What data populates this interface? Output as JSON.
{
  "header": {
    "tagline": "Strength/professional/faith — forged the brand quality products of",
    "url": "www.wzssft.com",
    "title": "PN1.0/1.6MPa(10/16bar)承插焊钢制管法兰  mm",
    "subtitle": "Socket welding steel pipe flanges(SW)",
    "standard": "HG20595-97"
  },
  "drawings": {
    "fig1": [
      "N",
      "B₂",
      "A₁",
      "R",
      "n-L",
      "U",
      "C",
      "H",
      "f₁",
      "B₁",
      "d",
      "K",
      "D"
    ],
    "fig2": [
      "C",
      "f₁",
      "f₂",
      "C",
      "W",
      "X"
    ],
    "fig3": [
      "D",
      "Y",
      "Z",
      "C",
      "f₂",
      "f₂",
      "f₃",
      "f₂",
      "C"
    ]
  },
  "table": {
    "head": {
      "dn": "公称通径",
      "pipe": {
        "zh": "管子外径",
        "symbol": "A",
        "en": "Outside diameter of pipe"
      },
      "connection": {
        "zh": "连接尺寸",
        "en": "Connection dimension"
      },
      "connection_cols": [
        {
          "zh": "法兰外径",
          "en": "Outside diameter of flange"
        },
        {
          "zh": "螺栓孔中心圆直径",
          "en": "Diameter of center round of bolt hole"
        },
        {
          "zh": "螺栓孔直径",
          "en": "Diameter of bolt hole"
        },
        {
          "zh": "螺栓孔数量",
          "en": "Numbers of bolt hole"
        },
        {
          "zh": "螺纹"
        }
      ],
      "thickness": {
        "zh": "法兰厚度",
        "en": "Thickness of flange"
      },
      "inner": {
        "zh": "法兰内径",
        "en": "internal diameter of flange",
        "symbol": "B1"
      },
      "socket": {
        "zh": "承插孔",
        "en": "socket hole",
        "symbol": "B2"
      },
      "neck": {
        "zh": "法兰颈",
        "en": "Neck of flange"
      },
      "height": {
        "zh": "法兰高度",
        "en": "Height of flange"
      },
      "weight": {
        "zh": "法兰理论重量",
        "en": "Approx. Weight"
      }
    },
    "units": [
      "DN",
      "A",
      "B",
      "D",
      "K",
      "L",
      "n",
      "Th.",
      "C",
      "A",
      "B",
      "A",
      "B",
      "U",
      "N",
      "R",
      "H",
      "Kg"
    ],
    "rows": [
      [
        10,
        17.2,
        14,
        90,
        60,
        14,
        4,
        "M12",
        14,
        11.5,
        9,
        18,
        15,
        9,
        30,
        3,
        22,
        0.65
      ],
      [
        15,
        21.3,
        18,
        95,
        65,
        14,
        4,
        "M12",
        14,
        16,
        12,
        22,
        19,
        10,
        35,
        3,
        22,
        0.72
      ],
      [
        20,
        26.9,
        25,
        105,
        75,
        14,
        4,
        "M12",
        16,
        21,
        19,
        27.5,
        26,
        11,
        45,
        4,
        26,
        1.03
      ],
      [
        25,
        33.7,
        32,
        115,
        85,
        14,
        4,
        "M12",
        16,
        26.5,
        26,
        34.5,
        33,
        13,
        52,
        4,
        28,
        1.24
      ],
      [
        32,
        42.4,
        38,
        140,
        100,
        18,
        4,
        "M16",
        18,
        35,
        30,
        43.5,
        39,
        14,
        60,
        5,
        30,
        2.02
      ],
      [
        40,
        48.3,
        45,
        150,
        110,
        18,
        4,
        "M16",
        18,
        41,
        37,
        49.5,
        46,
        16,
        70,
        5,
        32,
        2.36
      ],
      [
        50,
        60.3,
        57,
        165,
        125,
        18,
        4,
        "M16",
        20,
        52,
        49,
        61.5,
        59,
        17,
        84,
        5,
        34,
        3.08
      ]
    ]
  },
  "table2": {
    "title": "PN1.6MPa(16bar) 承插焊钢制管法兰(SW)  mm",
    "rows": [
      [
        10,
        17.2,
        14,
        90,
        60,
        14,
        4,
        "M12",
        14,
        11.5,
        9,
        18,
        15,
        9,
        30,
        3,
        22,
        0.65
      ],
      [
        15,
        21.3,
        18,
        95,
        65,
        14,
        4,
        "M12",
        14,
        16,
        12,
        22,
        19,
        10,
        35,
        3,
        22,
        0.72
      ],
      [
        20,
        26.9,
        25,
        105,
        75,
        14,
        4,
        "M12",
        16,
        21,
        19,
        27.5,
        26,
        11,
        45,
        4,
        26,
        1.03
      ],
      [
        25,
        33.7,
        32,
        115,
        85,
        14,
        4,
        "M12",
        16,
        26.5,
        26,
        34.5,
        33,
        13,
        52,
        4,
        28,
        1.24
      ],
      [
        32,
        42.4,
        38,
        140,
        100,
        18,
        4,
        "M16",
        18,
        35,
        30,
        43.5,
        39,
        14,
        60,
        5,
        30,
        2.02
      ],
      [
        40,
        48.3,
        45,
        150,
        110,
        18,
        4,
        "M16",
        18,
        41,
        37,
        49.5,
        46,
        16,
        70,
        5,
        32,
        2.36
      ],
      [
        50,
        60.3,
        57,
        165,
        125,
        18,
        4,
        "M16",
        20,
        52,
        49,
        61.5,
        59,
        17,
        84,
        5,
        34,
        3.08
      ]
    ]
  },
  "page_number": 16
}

•••

Work to be completed. Write out all of the records once more, exactly.

Correct response.
What data populates this interface? Output as JSON.
{
  "header": {
    "tagline": "Strength/professional/faith — forged the brand quality products of",
    "url": "www.wzssft.com",
    "title": "PN1.0/1.6MPa(10/16bar)承插焊钢制管法兰  mm",
    "subtitle": "Socket welding steel pipe flanges(SW)",
    "standard": "HG20595-97"
  },
  "drawings": {
    "fig1": [
      "N",
      "B₂",
      "A₁",
      "R",
      "n-L",
      "U",
      "C",
      "H",
      "f₁",
      "B₁",
      "d",
      "K",
      "D"
    ],
    "fig2": [
      "C",
      "f₁",
      "f₂",
      "C",
      "W",
      "X"
    ],
    "fig3": [
      "D",
      "Y",
      "Z",
      "C",
      "f₂",
      "f₂",
      "f₃",
      "f₂",
      "C"
    ]
  },
  "table": {
    "head": {
      "dn": "公称通径",
      "pipe": {
        "zh": "管子外径",
        "symbol": "A",
        "en": "Outside diameter of pipe"
      },
      "connection": {
        "zh": "连接尺寸",
        "en": "Connection dimension"
      },
      "connection_cols": [
        {
          "zh": "法兰外径",
          "en": "Outside diameter of flange"
        },
        {
          "zh": "螺栓孔中心圆直径",
          "en": "Diameter of center round of bolt hole"
        },
        {
          "zh": "螺栓孔直径",
          "en": "Diameter of bolt hole"
        },
        {
          "zh": "螺栓孔数量",
          "en": "Numbers of bolt hole"
        },
        {
          "zh": "螺纹"
        }
      ],
      "thickness": {
        "zh": "法兰厚度",
        "en": "Thickness of flange"
      },
      "inner": {
        "zh": "法兰内径",
        "en": "internal diameter of flange",
        "symbol": "B1"
      },
      "socket": {
        "zh": "承插孔",
        "en": "socket hole",
        "symbol": "B2"
      },
      "neck": {
        "zh": "法兰颈",
        "en": "Neck of flange"
      },
      "height": {
        "zh": "法兰高度",
        "en": "Height of flange"
      },
      "weight": {
        "zh": "法兰理论重量",
        "en": "Approx. Weight"
      }
    },
    "units": [
      "DN",
      "A",
      "B",
      "D",
      "K",
      "L",
      "n",
      "Th.",
      "C",
      "A",
      "B",
      "A",
      "B",
      "U",
      "N",
      "R",
      "H",
      "Kg"
    ],
    "rows": [
      [
        10,
        17.2,
        14,
        90,
        60,
        14,
        4,
        "M12",
        14,
        11.5,
        9,
        18,
        15,
        9,
        30,
        3,
        22,
        0.65
      ],
      [
        15,
        21.3,
        18,
        95,
        65,
        14,
        4,
        "M12",
        14,
        16,
        12,
        22,
        19,
        10,
        35,
        3,
        22,
        0.72
      ],
      [
        20,
        26.9,
        25,
        105,
        75,
        14,
        4,
        "M12",
        16,
        21,
        19,
        27.5,
        26,
        11,
        45,
        4,
        26,
        1.03
      ],
      [
        25,
        33.7,
        32,
        115,
        85,
        14,
        4,
        "M12",
        16,
        26.5,
        26,
        34.5,
        33,
        13,
        52,
        4,
        28,
        1.24
      ],
      [
        32,
        42.4,
        38,
        140,
        100,
        18,
        4,
        "M16",
        18,
        35,
        30,
        43.5,
        39,
        14,
        60,
        5,
        30,
        2.02
      ],
      [
        40,
        48.3,
        45,
        150,
        110,
        18,
        4,
        "M16",
        18,
        41,
        37,
        49.5,
        46,
        16,
        70,
        5,
        32,
        2.36
      ],
      [
        50,
        60.3,
        57,
        165,
        125,
        18,
        4,
        "M16",
        20,
        52,
        49,
        61.5,
        59,
        17,
        84,
        5,
        34,
        3.08
      ]
    ]
  },
  "table2": {
    "title": "PN1.6MPa(16bar) 承插焊钢制管法兰(SW)  mm",
    "rows": [
      [
        10,
        17.2,
        14,
        90,
        60,
        14,
        4,
        "M12",
        14,
        11.5,
        9,
        18,
        15,
        9,
        30,
        3,
        22,
        0.65
      ],
      [
        15,
        21.3,
        18,
        95,
        65,
        14,
        4,
        "M12",
        14,
        16,
        12,
        22,
        19,
        10,
        35,
        3,
        22,
        0.72
      ],
      [
        20,
        26.9,
        25,
        105,
        75,
        14,
        4,
        "M12",
        16,
        21,
        19,
        27.5,
        26,
        11,
        45,
        4,
        26,
        1.03
      ],
      [
        25,
        33.7,
        32,
        115,
        85,
        14,
        4,
        "M12",
        16,
        26.5,
        26,
        34.5,
        33,
        13,
        52,
        4,
        28,
        1.24
      ],
      [
        32,
        42.4,
        38,
        140,
        100,
        18,
        4,
        "M16",
        18,
        35,
        30,
        43.5,
        39,
        14,
        60,
        5,
        30,
        2.02
      ],
      [
        40,
        48.3,
        45,
        150,
        110,
        18,
        4,
        "M16",
        18,
        41,
        37,
        49.5,
        46,
        16,
        70,
        5,
        32,
        2.36
      ],
      [
        50,
        60.3,
        57,
        165,
        125,
        18,
        4,
        "M16",
        20,
        52,
        49,
        61.5,
        59,
        17,
        84,
        5,
        34,
        3.08
      ]
    ]
  },
  "page_number": 16
}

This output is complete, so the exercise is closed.